▶ GIVEN REQUEST
Omit all images. Transcribe the rest of the material below exactly.

▶ ENTRIES SUPPLIED
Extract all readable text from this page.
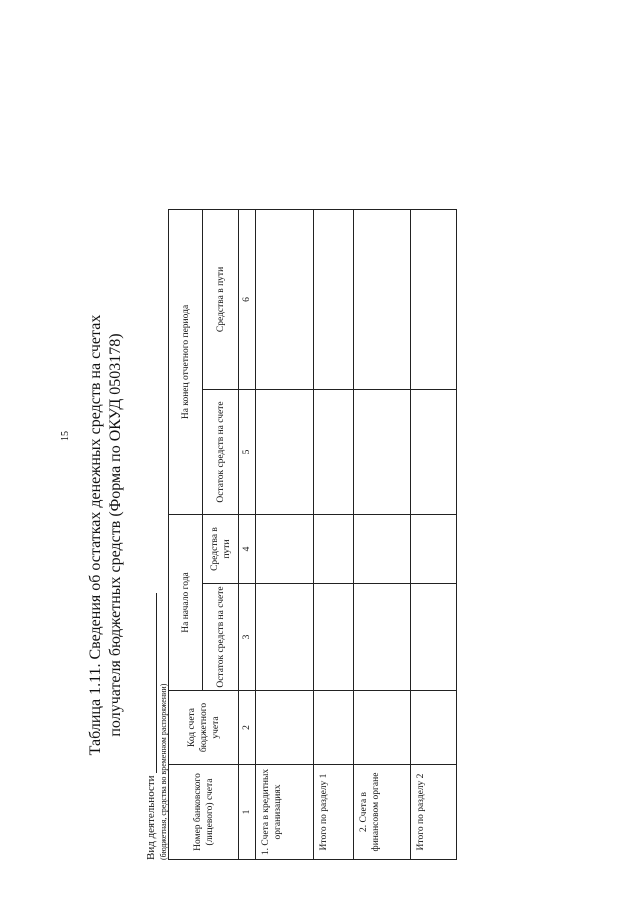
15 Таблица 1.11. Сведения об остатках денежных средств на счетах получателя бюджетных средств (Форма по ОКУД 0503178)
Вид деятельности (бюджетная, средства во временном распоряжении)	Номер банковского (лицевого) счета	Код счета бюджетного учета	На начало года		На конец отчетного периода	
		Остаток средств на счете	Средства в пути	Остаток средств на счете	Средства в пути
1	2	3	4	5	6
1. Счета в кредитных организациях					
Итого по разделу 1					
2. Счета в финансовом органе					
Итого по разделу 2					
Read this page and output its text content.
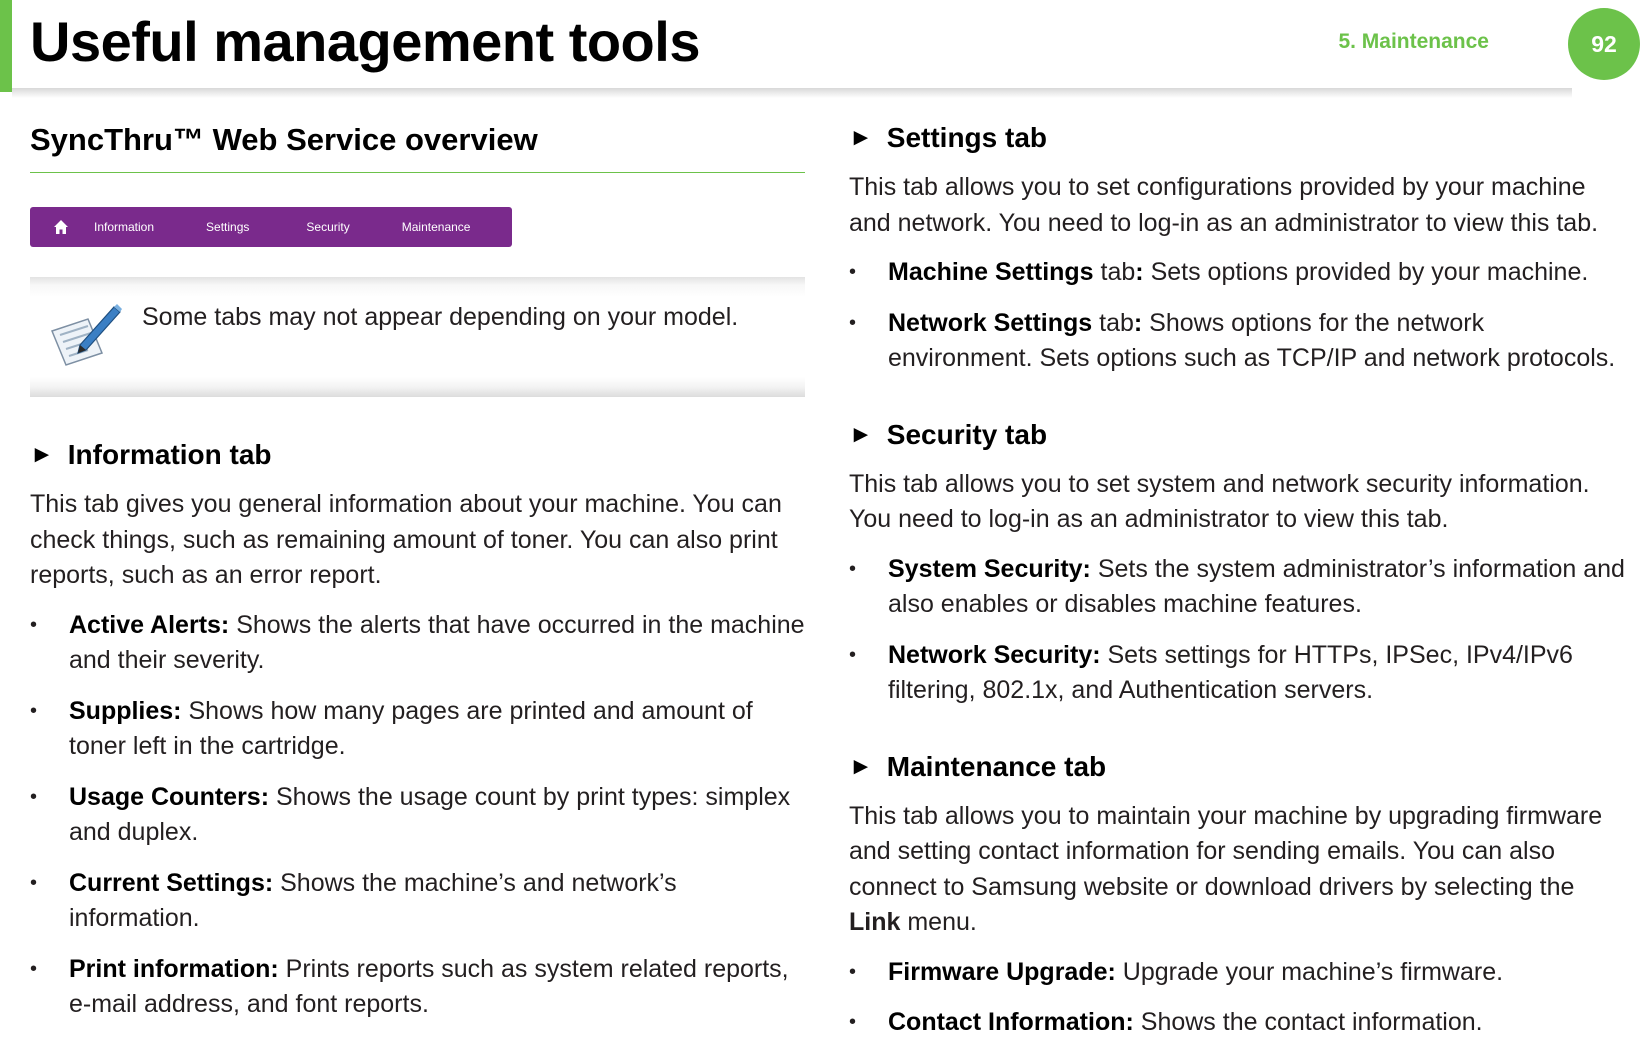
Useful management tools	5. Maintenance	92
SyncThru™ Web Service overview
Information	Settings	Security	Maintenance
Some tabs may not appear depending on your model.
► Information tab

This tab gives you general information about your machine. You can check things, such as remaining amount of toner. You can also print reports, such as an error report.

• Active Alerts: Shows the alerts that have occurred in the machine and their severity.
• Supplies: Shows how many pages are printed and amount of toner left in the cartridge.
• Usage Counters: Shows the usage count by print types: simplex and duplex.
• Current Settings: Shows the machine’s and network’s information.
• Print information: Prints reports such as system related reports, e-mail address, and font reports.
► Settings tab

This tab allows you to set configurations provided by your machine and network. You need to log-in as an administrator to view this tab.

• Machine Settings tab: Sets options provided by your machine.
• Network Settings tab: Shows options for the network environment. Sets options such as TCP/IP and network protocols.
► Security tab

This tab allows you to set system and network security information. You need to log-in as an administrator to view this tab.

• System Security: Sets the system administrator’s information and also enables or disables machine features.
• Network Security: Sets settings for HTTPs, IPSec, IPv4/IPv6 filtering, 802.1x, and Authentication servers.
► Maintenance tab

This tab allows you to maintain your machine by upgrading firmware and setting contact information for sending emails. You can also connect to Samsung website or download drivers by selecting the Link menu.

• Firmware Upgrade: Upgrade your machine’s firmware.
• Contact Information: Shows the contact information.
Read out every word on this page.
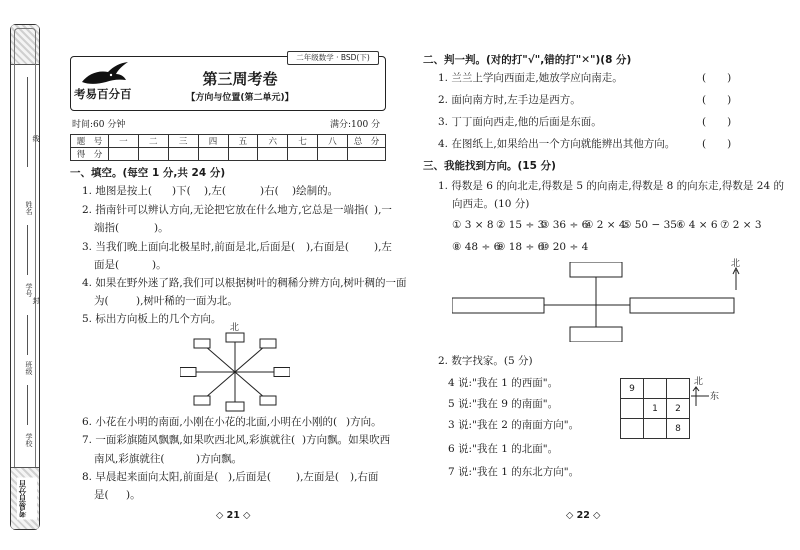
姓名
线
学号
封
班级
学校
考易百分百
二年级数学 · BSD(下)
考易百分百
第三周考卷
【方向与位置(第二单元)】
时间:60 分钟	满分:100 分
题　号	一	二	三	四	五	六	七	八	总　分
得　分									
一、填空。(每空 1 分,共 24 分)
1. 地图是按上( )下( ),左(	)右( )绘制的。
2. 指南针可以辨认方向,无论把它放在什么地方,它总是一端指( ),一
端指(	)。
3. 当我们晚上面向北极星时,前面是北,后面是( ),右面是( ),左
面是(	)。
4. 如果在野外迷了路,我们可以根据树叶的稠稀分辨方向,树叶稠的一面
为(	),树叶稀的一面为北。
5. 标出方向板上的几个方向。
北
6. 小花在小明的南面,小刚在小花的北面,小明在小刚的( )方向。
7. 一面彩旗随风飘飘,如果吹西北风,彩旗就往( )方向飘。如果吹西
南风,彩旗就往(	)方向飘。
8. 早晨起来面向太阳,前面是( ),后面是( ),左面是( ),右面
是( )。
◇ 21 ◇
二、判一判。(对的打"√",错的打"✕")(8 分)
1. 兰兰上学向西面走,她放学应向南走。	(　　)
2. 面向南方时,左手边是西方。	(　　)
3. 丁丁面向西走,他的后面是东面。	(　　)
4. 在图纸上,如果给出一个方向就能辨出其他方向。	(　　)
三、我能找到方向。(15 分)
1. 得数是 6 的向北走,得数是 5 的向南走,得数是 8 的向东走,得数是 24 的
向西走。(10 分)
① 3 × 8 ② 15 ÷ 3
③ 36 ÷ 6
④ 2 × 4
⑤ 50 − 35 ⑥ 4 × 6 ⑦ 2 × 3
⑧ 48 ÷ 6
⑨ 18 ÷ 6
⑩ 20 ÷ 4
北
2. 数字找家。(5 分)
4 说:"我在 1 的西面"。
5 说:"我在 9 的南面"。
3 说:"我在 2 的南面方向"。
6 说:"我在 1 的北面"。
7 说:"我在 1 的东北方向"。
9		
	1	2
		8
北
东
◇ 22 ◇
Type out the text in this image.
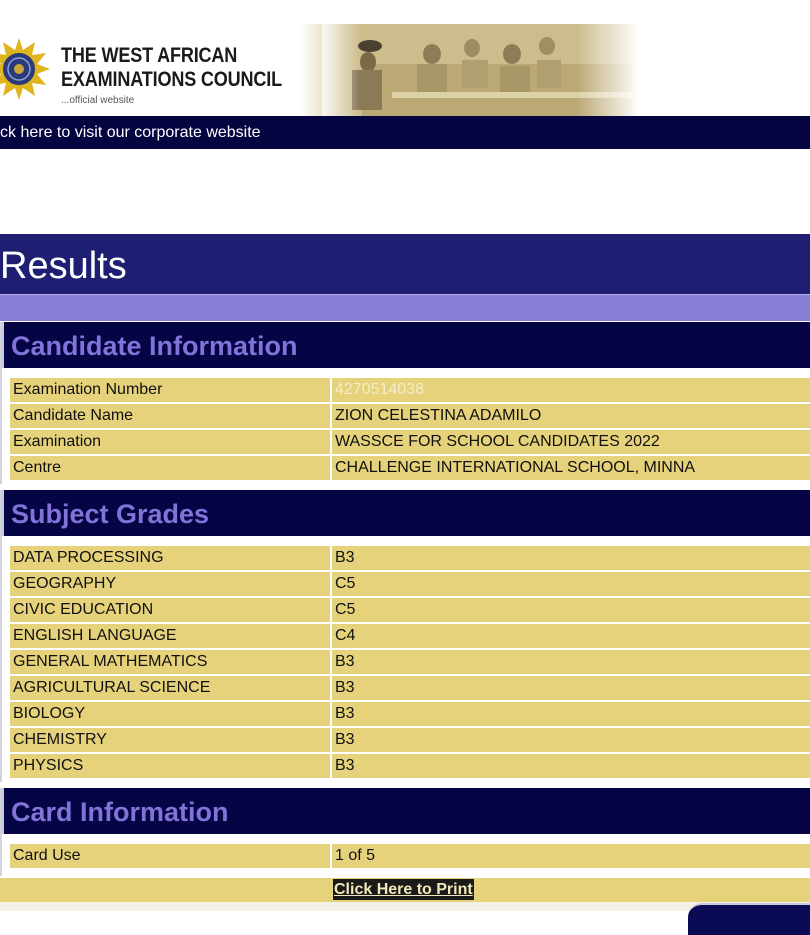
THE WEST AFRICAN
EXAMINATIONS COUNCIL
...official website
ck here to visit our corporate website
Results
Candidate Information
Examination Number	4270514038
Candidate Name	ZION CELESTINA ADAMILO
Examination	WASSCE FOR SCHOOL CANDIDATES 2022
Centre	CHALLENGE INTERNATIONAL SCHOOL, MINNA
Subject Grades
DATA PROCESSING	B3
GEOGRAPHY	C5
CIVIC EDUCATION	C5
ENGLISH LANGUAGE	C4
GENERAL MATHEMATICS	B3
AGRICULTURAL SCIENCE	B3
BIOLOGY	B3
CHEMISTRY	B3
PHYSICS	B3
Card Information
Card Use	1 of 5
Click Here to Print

▶ FINISHED ANSWER
Extract all readable text from this page.
15 Таблица 1.11. Сведения об остатках денежных средств на счетах получателя бюджетных средств (Форма по ОКУД 0503178)
Вид деятельности (бюджетная, средства во временном распоряжении)	Номер банковского (лицевого) счета	Код счета бюджетного учета	На начало года		На конец отчетного периода	
		Остаток средств на счете	Средства в пути	Остаток средств на счете	Средства в пути
1	2	3	4	5	6
1. Счета в кредитных организациях					
Итого по разделу 1					
2. Счета в финансовом органе					
Итого по разделу 2					
Read this page and output its text content.
Useful management tools	5. Maintenance	92
SyncThru™ Web Service overview
Information	Settings	Security	Maintenance
Some tabs may not appear depending on your model.
► Information tab

This tab gives you general information about your machine. You can check things, such as remaining amount of toner. You can also print reports, such as an error report.

• Active Alerts: Shows the alerts that have occurred in the machine and their severity.
• Supplies: Shows how many pages are printed and amount of toner left in the cartridge.
• Usage Counters: Shows the usage count by print types: simplex and duplex.
• Current Settings: Shows the machine’s and network’s information.
• Print information: Prints reports such as system related reports, e-mail address, and font reports.
► Settings tab

This tab allows you to set configurations provided by your machine and network. You need to log-in as an administrator to view this tab.

• Machine Settings tab: Sets options provided by your machine.
• Network Settings tab: Shows options for the network environment. Sets options such as TCP/IP and network protocols.
► Security tab

This tab allows you to set system and network security information. You need to log-in as an administrator to view this tab.

• System Security: Sets the system administrator’s information and also enables or disables machine features.
• Network Security: Sets settings for HTTPs, IPSec, IPv4/IPv6 filtering, 802.1x, and Authentication servers.
► Maintenance tab

This tab allows you to maintain your machine by upgrading firmware and setting contact information for sending emails. You can also connect to Samsung website or download drivers by selecting the Link menu.

• Firmware Upgrade: Upgrade your machine’s firmware.
• Contact Information: Shows the contact information.
Read out every word on this page.
姓名
线
学号
封
班级
学校
考易百分百
二年级数学 · BSD(下)
考易百分百
第三周考卷
【方向与位置(第二单元)】
时间:60 分钟	满分:100 分
题　号	一	二	三	四	五	六	七	八	总　分
得　分									
一、填空。(每空 1 分,共 24 分)
1. 地图是按上( )下( ),左(	)右( )绘制的。
2. 指南针可以辨认方向,无论把它放在什么地方,它总是一端指( ),一
端指(	)。
3. 当我们晚上面向北极星时,前面是北,后面是( ),右面是( ),左
面是(	)。
4. 如果在野外迷了路,我们可以根据树叶的稠稀分辨方向,树叶稠的一面
为(	),树叶稀的一面为北。
5. 标出方向板上的几个方向。
北
6. 小花在小明的南面,小刚在小花的北面,小明在小刚的( )方向。
7. 一面彩旗随风飘飘,如果吹西北风,彩旗就往( )方向飘。如果吹西
南风,彩旗就往(	)方向飘。
8. 早晨起来面向太阳,前面是( ),后面是( ),左面是( ),右面
是( )。
◇ 21 ◇
二、判一判。(对的打"√",错的打"✕")(8 分)
1. 兰兰上学向西面走,她放学应向南走。	(　　)
2. 面向南方时,左手边是西方。	(　　)
3. 丁丁面向西走,他的后面是东面。	(　　)
4. 在图纸上,如果给出一个方向就能辨出其他方向。	(　　)
三、我能找到方向。(15 分)
1. 得数是 6 的向北走,得数是 5 的向南走,得数是 8 的向东走,得数是 24 的
向西走。(10 分)
① 3 × 8 ② 15 ÷ 3
③ 36 ÷ 6
④ 2 × 4
⑤ 50 − 35 ⑥ 4 × 6 ⑦ 2 × 3
⑧ 48 ÷ 6
⑨ 18 ÷ 6
⑩ 20 ÷ 4
北
2. 数字找家。(5 分)
4 说:"我在 1 的西面"。
5 说:"我在 9 的南面"。
3 说:"我在 2 的南面方向"。
6 说:"我在 1 的北面"。
7 说:"我在 1 的东北方向"。
9		
	1	2
		8
北
东
◇ 22 ◇
Type out the text in this image.
THE WEST AFRICAN
EXAMINATIONS COUNCIL
...official website
ck here to visit our corporate website
Results
Candidate Information
Examination Number	4270514038
Candidate Name	ZION CELESTINA ADAMILO
Examination	WASSCE FOR SCHOOL CANDIDATES 2022
Centre	CHALLENGE INTERNATIONAL SCHOOL, MINNA
Subject Grades
DATA PROCESSING	B3
GEOGRAPHY	C5
CIVIC EDUCATION	C5
ENGLISH LANGUAGE	C4
GENERAL MATHEMATICS	B3
AGRICULTURAL SCIENCE	B3
BIOLOGY	B3
CHEMISTRY	B3
PHYSICS	B3
Card Information
Card Use	1 of 5
Click Here to Print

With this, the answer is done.